What to do:
Reproduce the blog post about the Hugo Awards word for word, everything from "Blackout/All Clear by" down to "N.K. Jemisin (Orbit)".

Document excerpt:
+ + +

It’s Hugo time again

Earlier this week the Hugo Award nominations were announced and the category I’m primarily interested in, Best Novel, is okay but not great:

Blackout/All Clear by Connie Willis (Ballantine Spectra)
Cryoburn by Lois McMaster Bujold (Baen)
The Dervish House by Ian McDonald (Gollancz; Pyr)
Feed by Mira Grant (Orbit)
The Hundred Thousand Kingdoms by N.K. Jemisin (Orbit)

Interestingly enough four out of the five nominees are women, something that hasn’t happened too often. So far I’ve only read The Hundred Thousand Kingdoms, but have both Cryoburn and The Dervish House on the to-read pile. Was I forced to vote, I’d go for the Jemisin (one of the best books I read last year and a very strong first novel, followed by the McDonald and the Bujold — but knowing how much the Hugo voters like Willis, she seems a safe bet to win this category.

It being Hugo Award time again, of course it’s also time for the semi-annual Hugo Award bitchfest, as online fandom once again berate the voters for being out of touch and exclusive. This time there has been a small storm brewing over the fan categories:

But don’t even get me started on the Best Fanzine and Best Fan Writer awards. Maybe I’m exposing my ignorance here, but beyond StarShipSofa, I haven’t heard of a damn one, nor am I familiar with any of the writers. My beef, obviously, is the lack of presence of blogs, bloggers and online writers. Where’re the Nialls (Harrison and Alexander)? Where’s Abigail Nussbaum or Adam Whitehead? No nod for SF Signal? Really?

James Nicoll, nominated for the second year in a row for best fanwriter (congrats!) was quick to put Aidan Moher right: “Apparently the net is large enough for us not to have run into each other in the 25 years I’ve been online + however long you’ve been online“… Most of the nominees Aidan complained about were online and had been online for years, if they hadn’t always been online — that he didn’t know them was an indication of how big online fandom has become.

Setting that aside, there remains the more general complaint about the out of touchness of the Hugo voters, as echoed in comments by Jonathan M: Hugo voters tend to be older and not too involved in online fandom and generally are conservative in their choices, much of which I agree with.

The problem with the Hugo Awards is that they were established in a time when science fiction and fantasy were much smaller and the fan commmunities build around them even smaller, a time when it was probably possible to know every active fan in the world. They got their prominence when it was still possible to read every word of science fiction published in English in a given year and when it was true that the Hugo voters were the sf and fantasy community.

This hasn’t been true for decades now, but the Hugos, as the oldest still existing awards in the genre, retain their standing even when the community that votes on them has become less and less representative of fandom as a whole, if you can still even speak of fandom this way. You can be an active, happy and well connected fan and never ever know about worldcons, Hugos, fanzines and old skool fandom at all, just like many Hugo voters happily putter around the same small world of their fandom.

+ + +

Recorded information:
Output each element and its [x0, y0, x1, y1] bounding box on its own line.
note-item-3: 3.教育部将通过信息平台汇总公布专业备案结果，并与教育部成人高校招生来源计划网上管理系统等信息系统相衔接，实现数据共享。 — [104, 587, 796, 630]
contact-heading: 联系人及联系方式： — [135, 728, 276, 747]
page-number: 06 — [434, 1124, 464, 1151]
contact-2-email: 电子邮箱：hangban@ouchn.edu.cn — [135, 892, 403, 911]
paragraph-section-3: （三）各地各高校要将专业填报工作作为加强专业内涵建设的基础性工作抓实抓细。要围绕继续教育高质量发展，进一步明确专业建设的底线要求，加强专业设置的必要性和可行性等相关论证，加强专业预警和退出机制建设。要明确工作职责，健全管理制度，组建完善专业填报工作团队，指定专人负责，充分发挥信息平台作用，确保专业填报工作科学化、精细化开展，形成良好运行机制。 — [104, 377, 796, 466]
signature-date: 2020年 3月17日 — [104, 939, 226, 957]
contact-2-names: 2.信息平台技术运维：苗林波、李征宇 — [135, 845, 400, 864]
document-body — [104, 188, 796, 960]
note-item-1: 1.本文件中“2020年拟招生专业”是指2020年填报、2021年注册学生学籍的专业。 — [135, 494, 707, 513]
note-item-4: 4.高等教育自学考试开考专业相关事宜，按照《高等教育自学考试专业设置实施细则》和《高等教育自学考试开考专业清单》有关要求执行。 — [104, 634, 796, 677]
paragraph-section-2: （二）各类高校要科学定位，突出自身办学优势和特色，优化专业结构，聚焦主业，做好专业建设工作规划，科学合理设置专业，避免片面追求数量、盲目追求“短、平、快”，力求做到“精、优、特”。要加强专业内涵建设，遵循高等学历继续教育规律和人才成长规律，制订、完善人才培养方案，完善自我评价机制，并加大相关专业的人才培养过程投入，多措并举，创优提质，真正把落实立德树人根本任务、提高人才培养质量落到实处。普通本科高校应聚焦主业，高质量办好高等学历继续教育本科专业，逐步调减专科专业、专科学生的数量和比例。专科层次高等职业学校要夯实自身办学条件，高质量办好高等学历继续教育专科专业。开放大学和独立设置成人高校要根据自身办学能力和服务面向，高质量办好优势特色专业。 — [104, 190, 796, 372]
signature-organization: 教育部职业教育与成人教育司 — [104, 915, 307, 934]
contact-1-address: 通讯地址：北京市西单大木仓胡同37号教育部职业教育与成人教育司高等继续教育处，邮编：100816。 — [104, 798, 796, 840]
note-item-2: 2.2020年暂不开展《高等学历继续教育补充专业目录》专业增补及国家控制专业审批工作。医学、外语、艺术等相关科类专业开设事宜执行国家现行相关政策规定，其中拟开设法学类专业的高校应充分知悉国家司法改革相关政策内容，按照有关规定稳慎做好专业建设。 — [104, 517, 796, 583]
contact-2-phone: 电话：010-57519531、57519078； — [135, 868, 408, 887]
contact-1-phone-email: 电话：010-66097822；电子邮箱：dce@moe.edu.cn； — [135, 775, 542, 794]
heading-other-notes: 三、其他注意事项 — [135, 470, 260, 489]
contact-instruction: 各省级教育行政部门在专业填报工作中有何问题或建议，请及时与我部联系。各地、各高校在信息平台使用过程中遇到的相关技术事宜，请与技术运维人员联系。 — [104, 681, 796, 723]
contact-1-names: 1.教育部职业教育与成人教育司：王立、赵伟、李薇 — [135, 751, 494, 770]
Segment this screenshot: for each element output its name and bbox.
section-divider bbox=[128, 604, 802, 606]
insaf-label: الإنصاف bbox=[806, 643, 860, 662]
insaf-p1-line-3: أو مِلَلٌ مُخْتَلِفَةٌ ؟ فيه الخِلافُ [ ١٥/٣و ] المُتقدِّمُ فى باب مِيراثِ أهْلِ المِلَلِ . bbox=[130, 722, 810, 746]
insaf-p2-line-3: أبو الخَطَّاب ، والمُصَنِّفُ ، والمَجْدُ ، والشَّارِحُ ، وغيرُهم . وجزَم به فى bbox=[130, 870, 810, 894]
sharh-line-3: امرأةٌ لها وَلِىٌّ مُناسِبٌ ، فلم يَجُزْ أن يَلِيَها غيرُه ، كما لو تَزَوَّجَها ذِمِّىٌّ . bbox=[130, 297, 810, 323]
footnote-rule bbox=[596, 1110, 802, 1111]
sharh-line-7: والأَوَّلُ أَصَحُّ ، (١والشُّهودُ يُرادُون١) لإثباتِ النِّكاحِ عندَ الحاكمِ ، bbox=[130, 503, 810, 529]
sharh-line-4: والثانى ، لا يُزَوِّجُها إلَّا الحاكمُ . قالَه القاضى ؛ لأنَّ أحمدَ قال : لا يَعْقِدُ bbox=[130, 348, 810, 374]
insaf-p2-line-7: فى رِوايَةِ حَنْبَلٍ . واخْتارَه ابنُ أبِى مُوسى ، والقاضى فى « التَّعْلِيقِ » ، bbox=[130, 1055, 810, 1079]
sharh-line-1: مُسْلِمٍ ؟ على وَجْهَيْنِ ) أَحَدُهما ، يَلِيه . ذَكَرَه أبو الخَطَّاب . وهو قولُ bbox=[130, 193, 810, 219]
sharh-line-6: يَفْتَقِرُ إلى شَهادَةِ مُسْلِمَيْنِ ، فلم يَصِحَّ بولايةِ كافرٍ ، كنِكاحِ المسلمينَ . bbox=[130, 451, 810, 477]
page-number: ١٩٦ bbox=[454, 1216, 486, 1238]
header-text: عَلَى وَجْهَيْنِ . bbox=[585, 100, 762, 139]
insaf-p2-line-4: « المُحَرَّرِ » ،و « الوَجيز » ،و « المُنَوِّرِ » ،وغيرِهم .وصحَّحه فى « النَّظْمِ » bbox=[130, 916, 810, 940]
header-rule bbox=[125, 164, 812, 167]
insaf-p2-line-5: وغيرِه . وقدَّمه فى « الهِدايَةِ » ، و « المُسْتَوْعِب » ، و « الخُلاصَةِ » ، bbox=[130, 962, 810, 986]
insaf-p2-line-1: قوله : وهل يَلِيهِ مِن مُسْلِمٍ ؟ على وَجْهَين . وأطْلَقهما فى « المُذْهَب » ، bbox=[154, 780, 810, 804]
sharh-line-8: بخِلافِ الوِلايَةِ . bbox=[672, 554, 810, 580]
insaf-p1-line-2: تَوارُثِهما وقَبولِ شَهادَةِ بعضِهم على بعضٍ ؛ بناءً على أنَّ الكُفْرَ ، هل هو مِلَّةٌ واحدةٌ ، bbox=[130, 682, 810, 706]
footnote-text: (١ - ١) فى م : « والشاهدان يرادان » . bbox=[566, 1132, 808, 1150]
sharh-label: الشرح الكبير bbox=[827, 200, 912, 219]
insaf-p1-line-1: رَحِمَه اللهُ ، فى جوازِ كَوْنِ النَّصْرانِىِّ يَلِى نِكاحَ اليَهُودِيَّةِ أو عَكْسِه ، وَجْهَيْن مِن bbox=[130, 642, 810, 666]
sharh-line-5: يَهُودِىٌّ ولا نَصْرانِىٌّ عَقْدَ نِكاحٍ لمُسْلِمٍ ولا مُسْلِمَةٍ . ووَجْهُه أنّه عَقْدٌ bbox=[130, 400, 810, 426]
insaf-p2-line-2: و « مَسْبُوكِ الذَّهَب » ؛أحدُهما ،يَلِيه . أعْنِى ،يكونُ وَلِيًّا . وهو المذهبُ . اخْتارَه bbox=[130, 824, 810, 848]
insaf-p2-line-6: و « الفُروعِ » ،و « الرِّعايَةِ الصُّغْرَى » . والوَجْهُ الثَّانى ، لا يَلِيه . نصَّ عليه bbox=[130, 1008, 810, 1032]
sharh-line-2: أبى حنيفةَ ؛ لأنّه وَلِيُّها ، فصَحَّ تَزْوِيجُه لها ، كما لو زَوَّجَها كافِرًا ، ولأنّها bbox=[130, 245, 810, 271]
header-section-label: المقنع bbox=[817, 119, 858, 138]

+ + +

Answer box:
Blackout/All Clear by Connie Willis (Ballantine Spectra)
Cryoburn by Lois McMaster Bujold (Baen)
The Dervish House by Ian McDonald (Gollancz; Pyr)
Feed by Mira Grant (Orbit)
The Hundred Thousand Kingdoms by N.K. Jemisin (Orbit)